[Short task]
Each entry here needs to be set down again exactly, please; pictures are left out.

Data listing
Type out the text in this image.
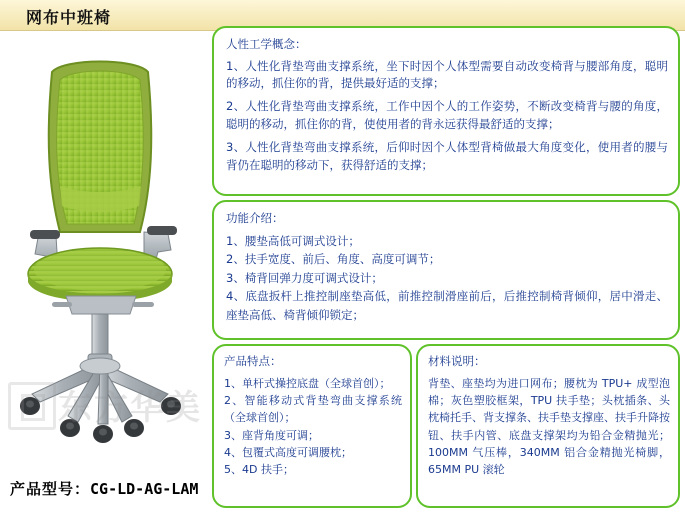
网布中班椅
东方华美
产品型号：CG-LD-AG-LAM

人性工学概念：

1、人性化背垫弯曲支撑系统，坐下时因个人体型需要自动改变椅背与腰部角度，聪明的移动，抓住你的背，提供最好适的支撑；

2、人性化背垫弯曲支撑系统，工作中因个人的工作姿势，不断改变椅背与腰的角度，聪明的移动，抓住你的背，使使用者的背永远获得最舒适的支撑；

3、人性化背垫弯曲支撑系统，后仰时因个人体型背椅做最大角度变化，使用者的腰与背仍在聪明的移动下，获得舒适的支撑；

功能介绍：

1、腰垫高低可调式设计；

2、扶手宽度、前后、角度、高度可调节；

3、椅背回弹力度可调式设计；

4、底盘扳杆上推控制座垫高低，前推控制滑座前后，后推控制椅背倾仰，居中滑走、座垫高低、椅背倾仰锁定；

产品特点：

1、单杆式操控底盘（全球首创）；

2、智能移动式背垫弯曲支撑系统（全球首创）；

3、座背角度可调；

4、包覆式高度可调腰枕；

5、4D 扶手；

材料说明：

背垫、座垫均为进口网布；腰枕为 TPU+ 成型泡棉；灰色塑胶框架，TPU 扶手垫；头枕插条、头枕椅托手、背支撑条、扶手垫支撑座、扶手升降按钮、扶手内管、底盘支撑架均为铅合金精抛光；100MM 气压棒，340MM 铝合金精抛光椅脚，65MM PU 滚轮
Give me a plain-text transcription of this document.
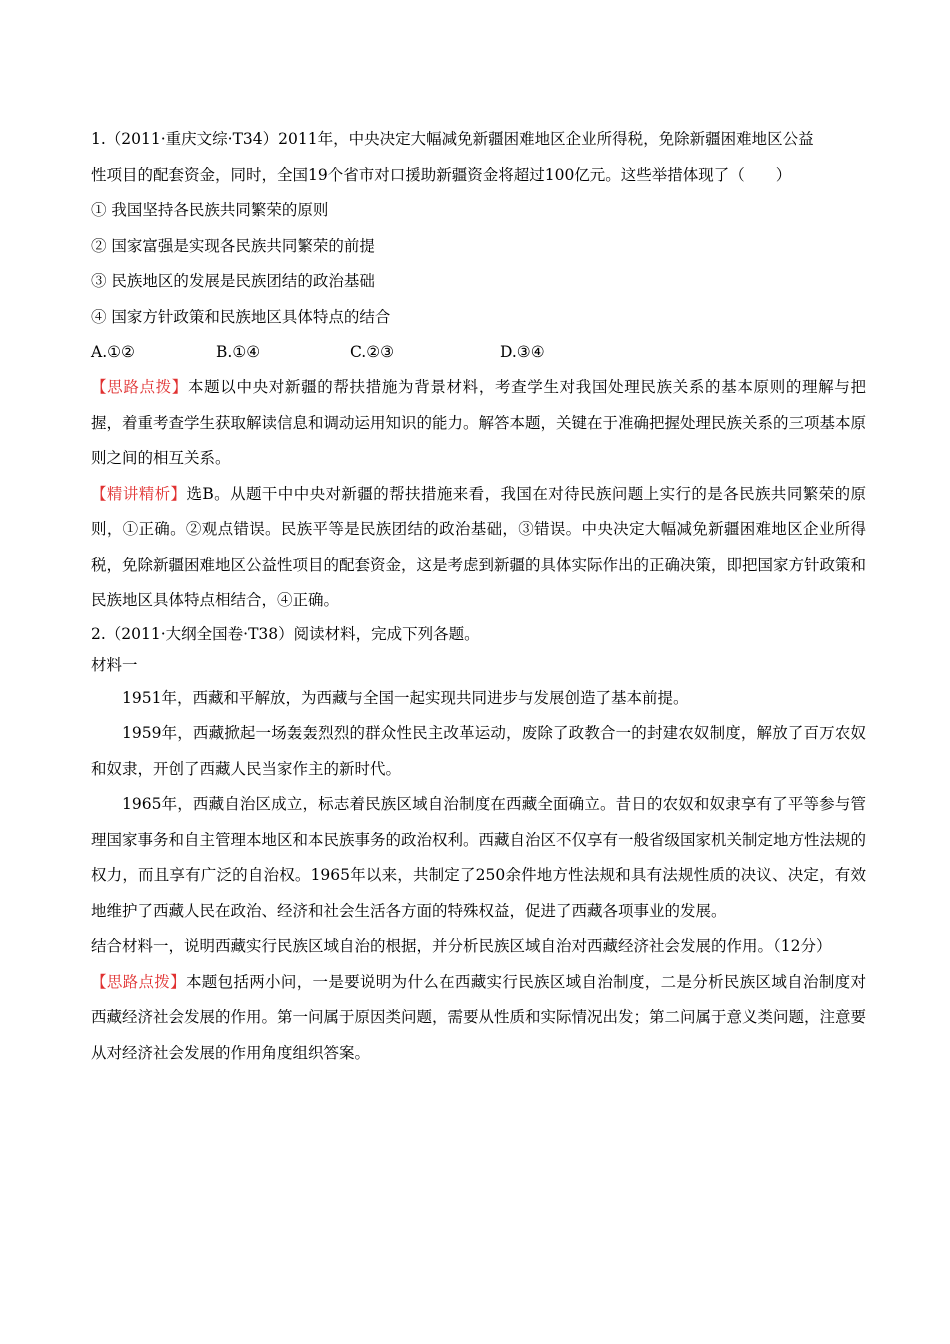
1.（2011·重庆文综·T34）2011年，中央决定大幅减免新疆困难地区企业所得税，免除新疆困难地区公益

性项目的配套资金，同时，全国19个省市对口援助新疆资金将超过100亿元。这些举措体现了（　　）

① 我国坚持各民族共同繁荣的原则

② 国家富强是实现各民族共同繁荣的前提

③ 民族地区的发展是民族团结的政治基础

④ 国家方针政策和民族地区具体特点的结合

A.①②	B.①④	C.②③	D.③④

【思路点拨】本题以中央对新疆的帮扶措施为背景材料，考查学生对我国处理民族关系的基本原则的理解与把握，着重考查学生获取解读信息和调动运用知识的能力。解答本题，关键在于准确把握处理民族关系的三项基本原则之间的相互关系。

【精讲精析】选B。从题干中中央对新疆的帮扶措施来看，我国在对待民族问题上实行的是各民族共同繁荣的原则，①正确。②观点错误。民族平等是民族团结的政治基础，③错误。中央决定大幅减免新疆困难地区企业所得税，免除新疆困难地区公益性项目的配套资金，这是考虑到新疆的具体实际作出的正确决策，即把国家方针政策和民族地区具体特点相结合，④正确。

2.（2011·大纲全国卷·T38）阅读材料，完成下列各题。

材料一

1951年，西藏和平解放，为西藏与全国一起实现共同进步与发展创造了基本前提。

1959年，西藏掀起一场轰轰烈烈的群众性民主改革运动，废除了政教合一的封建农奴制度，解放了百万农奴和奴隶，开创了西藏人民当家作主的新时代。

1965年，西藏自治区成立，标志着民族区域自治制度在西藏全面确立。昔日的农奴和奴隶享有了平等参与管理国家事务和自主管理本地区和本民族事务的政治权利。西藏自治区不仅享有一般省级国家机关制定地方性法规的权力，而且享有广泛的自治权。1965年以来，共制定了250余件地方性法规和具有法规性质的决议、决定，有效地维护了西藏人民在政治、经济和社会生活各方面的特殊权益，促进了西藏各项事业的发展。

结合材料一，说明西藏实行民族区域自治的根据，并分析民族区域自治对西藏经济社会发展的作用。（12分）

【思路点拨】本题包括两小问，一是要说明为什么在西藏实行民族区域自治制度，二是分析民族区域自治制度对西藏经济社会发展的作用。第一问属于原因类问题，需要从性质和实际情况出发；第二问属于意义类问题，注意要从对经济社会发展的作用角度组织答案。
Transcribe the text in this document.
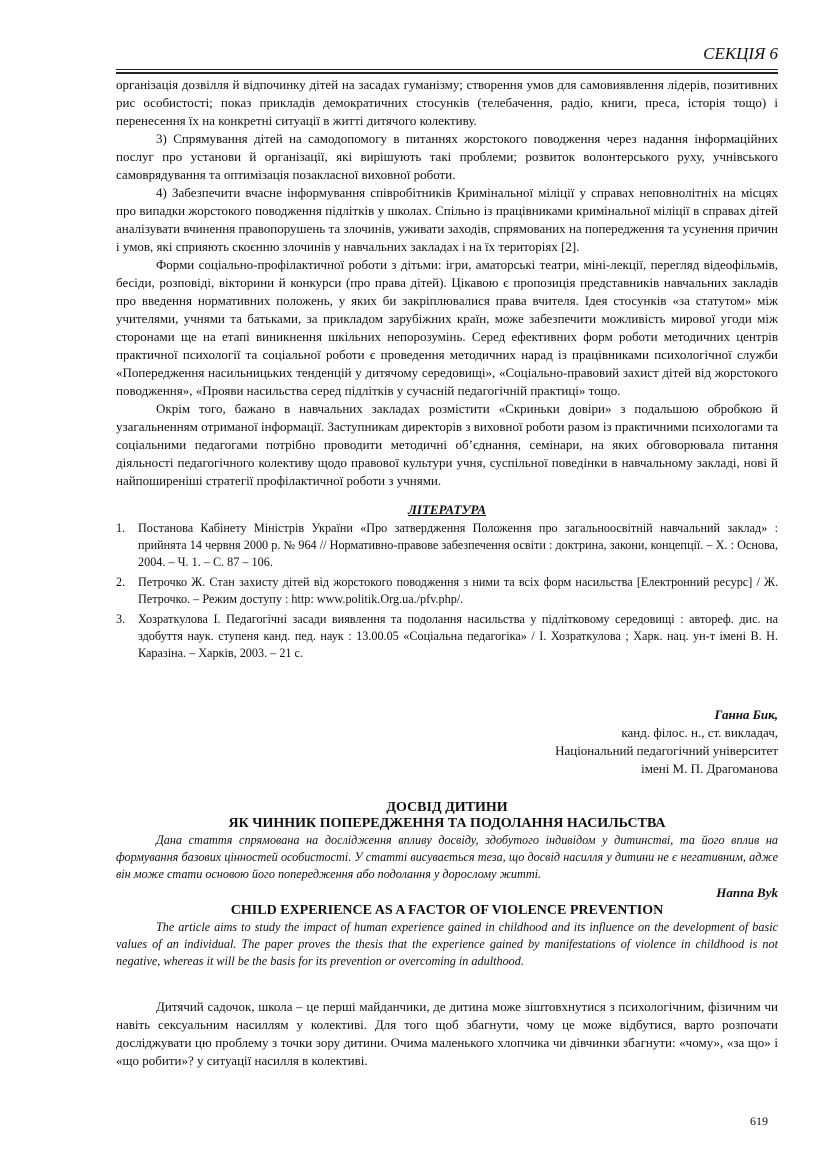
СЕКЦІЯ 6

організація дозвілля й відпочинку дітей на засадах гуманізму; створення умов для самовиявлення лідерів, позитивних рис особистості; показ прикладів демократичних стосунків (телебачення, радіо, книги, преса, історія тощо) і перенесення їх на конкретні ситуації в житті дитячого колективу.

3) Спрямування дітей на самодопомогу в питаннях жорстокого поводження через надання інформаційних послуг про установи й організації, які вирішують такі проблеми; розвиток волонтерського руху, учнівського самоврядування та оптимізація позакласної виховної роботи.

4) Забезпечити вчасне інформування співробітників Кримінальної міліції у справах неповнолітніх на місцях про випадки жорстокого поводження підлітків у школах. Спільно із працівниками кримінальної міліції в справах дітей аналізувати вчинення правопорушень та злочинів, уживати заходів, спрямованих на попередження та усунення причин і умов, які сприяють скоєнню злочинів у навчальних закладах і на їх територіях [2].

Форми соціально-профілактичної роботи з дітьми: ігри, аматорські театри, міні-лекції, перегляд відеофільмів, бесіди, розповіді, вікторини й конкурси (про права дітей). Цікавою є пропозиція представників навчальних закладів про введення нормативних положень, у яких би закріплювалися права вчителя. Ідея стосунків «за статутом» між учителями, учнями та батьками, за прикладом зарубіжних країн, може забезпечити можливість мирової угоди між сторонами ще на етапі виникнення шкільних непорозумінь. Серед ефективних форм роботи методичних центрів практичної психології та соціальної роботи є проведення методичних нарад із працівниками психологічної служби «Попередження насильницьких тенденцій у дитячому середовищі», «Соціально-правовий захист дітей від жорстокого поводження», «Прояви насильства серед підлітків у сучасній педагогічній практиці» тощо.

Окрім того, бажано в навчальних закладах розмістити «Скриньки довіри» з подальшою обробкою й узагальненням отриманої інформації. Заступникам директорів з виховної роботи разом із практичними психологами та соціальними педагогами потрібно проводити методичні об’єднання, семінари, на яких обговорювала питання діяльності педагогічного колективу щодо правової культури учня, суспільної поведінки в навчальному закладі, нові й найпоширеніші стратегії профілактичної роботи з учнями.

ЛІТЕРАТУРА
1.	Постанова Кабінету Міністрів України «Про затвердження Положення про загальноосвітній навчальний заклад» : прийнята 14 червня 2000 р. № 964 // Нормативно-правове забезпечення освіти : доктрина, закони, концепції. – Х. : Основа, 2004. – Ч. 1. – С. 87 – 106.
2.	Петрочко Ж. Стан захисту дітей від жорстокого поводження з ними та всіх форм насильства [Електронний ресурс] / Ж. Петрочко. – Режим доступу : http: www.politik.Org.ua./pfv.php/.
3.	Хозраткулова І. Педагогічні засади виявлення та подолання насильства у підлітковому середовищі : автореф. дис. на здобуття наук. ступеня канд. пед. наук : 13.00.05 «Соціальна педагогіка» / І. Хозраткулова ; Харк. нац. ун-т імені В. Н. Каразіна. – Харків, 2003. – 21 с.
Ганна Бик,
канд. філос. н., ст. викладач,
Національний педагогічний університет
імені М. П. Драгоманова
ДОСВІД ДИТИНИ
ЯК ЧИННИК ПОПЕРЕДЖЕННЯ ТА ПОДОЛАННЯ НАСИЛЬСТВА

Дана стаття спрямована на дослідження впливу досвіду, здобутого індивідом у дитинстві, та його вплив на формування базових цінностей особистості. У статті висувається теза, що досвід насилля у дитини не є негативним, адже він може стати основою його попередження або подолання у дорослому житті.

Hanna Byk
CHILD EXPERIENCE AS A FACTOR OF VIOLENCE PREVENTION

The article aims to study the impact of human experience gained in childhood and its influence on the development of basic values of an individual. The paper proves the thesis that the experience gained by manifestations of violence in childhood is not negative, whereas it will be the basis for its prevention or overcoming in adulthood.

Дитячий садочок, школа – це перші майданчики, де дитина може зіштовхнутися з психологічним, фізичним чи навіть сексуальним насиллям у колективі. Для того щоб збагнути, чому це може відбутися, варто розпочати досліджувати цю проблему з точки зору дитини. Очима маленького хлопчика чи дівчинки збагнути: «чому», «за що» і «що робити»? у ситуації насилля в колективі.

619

[In response]
Type out the text in this image.
网布中班椅
东方华美
产品型号：CG-LD-AG-LAM

人性工学概念：

1、人性化背垫弯曲支撑系统，坐下时因个人体型需要自动改变椅背与腰部角度，聪明的移动，抓住你的背，提供最好适的支撑；

2、人性化背垫弯曲支撑系统，工作中因个人的工作姿势，不断改变椅背与腰的角度，聪明的移动，抓住你的背，使使用者的背永远获得最舒适的支撑；

3、人性化背垫弯曲支撑系统，后仰时因个人体型背椅做最大角度变化，使用者的腰与背仍在聪明的移动下，获得舒适的支撑；

功能介绍：

1、腰垫高低可调式设计；

2、扶手宽度、前后、角度、高度可调节；

3、椅背回弹力度可调式设计；

4、底盘扳杆上推控制座垫高低，前推控制滑座前后，后推控制椅背倾仰，居中滑走、座垫高低、椅背倾仰锁定；

产品特点：

1、单杆式操控底盘（全球首创）；

2、智能移动式背垫弯曲支撑系统（全球首创）；

3、座背角度可调；

4、包覆式高度可调腰枕；

5、4D 扶手；

材料说明：

背垫、座垫均为进口网布；腰枕为 TPU+ 成型泡棉；灰色塑胶框架，TPU 扶手垫；头枕插条、头枕椅托手、背支撑条、扶手垫支撑座、扶手升降按钮、扶手内管、底盘支撑架均为铅合金精抛光；100MM 气压棒，340MM 铝合金精抛光椅脚，65MM PU 滚轮
Give me a plain-text transcription of this document.
1.（2011·重庆文综·T34）2011年，中央决定大幅减免新疆困难地区企业所得税，免除新疆困难地区公益

性项目的配套资金，同时，全国19个省市对口援助新疆资金将超过100亿元。这些举措体现了（　　）

① 我国坚持各民族共同繁荣的原则

② 国家富强是实现各民族共同繁荣的前提

③ 民族地区的发展是民族团结的政治基础

④ 国家方针政策和民族地区具体特点的结合

A.①②	B.①④	C.②③	D.③④

【思路点拨】本题以中央对新疆的帮扶措施为背景材料，考查学生对我国处理民族关系的基本原则的理解与把握，着重考查学生获取解读信息和调动运用知识的能力。解答本题，关键在于准确把握处理民族关系的三项基本原则之间的相互关系。

【精讲精析】选B。从题干中中央对新疆的帮扶措施来看，我国在对待民族问题上实行的是各民族共同繁荣的原则，①正确。②观点错误。民族平等是民族团结的政治基础，③错误。中央决定大幅减免新疆困难地区企业所得税，免除新疆困难地区公益性项目的配套资金，这是考虑到新疆的具体实际作出的正确决策，即把国家方针政策和民族地区具体特点相结合，④正确。

2.（2011·大纲全国卷·T38）阅读材料，完成下列各题。

材料一

1951年，西藏和平解放，为西藏与全国一起实现共同进步与发展创造了基本前提。

1959年，西藏掀起一场轰轰烈烈的群众性民主改革运动，废除了政教合一的封建农奴制度，解放了百万农奴和奴隶，开创了西藏人民当家作主的新时代。

1965年，西藏自治区成立，标志着民族区域自治制度在西藏全面确立。昔日的农奴和奴隶享有了平等参与管理国家事务和自主管理本地区和本民族事务的政治权利。西藏自治区不仅享有一般省级国家机关制定地方性法规的权力，而且享有广泛的自治权。1965年以来，共制定了250余件地方性法规和具有法规性质的决议、决定，有效地维护了西藏人民在政治、经济和社会生活各方面的特殊权益，促进了西藏各项事业的发展。

结合材料一，说明西藏实行民族区域自治的根据，并分析民族区域自治对西藏经济社会发展的作用。（12分）

【思路点拨】本题包括两小问，一是要说明为什么在西藏实行民族区域自治制度，二是分析民族区域自治制度对西藏经济社会发展的作用。第一问属于原因类问题，需要从性质和实际情况出发；第二问属于意义类问题，注意要从对经济社会发展的作用角度组织答案。
Transcribe the text in this document.
СЕКЦІЯ 6

організація дозвілля й відпочинку дітей на засадах гуманізму; створення умов для самовиявлення лідерів, позитивних рис особистості; показ прикладів демократичних стосунків (телебачення, радіо, книги, преса, історія тощо) і перенесення їх на конкретні ситуації в житті дитячого колективу.

3) Спрямування дітей на самодопомогу в питаннях жорстокого поводження через надання інформаційних послуг про установи й організації, які вирішують такі проблеми; розвиток волонтерського руху, учнівського самоврядування та оптимізація позакласної виховної роботи.

4) Забезпечити вчасне інформування співробітників Кримінальної міліції у справах неповнолітніх на місцях про випадки жорстокого поводження підлітків у школах. Спільно із працівниками кримінальної міліції в справах дітей аналізувати вчинення правопорушень та злочинів, уживати заходів, спрямованих на попередження та усунення причин і умов, які сприяють скоєнню злочинів у навчальних закладах і на їх територіях [2].

Форми соціально-профілактичної роботи з дітьми: ігри, аматорські театри, міні-лекції, перегляд відеофільмів, бесіди, розповіді, вікторини й конкурси (про права дітей). Цікавою є пропозиція представників навчальних закладів про введення нормативних положень, у яких би закріплювалися права вчителя. Ідея стосунків «за статутом» між учителями, учнями та батьками, за прикладом зарубіжних країн, може забезпечити можливість мирової угоди між сторонами ще на етапі виникнення шкільних непорозумінь. Серед ефективних форм роботи методичних центрів практичної психології та соціальної роботи є проведення методичних нарад із працівниками психологічної служби «Попередження насильницьких тенденцій у дитячому середовищі», «Соціально-правовий захист дітей від жорстокого поводження», «Прояви насильства серед підлітків у сучасній педагогічній практиці» тощо.

Окрім того, бажано в навчальних закладах розмістити «Скриньки довіри» з подальшою обробкою й узагальненням отриманої інформації. Заступникам директорів з виховної роботи разом із практичними психологами та соціальними педагогами потрібно проводити методичні об’єднання, семінари, на яких обговорювала питання діяльності педагогічного колективу щодо правової культури учня, суспільної поведінки в навчальному закладі, нові й найпоширеніші стратегії профілактичної роботи з учнями.

ЛІТЕРАТУРА
1.	Постанова Кабінету Міністрів України «Про затвердження Положення про загальноосвітній навчальний заклад» : прийнята 14 червня 2000 р. № 964 // Нормативно-правове забезпечення освіти : доктрина, закони, концепції. – Х. : Основа, 2004. – Ч. 1. – С. 87 – 106.
2.	Петрочко Ж. Стан захисту дітей від жорстокого поводження з ними та всіх форм насильства [Електронний ресурс] / Ж. Петрочко. – Режим доступу : http: www.politik.Org.ua./pfv.php/.
3.	Хозраткулова І. Педагогічні засади виявлення та подолання насильства у підлітковому середовищі : автореф. дис. на здобуття наук. ступеня канд. пед. наук : 13.00.05 «Соціальна педагогіка» / І. Хозраткулова ; Харк. нац. ун-т імені В. Н. Каразіна. – Харків, 2003. – 21 с.
Ганна Бик,
канд. філос. н., ст. викладач,
Національний педагогічний університет
імені М. П. Драгоманова
ДОСВІД ДИТИНИ
ЯК ЧИННИК ПОПЕРЕДЖЕННЯ ТА ПОДОЛАННЯ НАСИЛЬСТВА

Дана стаття спрямована на дослідження впливу досвіду, здобутого індивідом у дитинстві, та його вплив на формування базових цінностей особистості. У статті висувається теза, що досвід насилля у дитини не є негативним, адже він може стати основою його попередження або подолання у дорослому житті.

Hanna Byk
CHILD EXPERIENCE AS A FACTOR OF VIOLENCE PREVENTION

The article aims to study the impact of human experience gained in childhood and its influence on the development of basic values of an individual. The paper proves the thesis that the experience gained by manifestations of violence in childhood is not negative, whereas it will be the basis for its prevention or overcoming in adulthood.

Дитячий садочок, школа – це перші майданчики, де дитина може зіштовхнутися з психологічним, фізичним чи навіть сексуальним насиллям у колективі. Для того щоб збагнути, чому це може відбутися, варто розпочати досліджувати цю проблему з точки зору дитини. Очима маленького хлопчика чи дівчинки збагнути: «чому», «за що» і «що робити»? у ситуації насилля в колективі.

619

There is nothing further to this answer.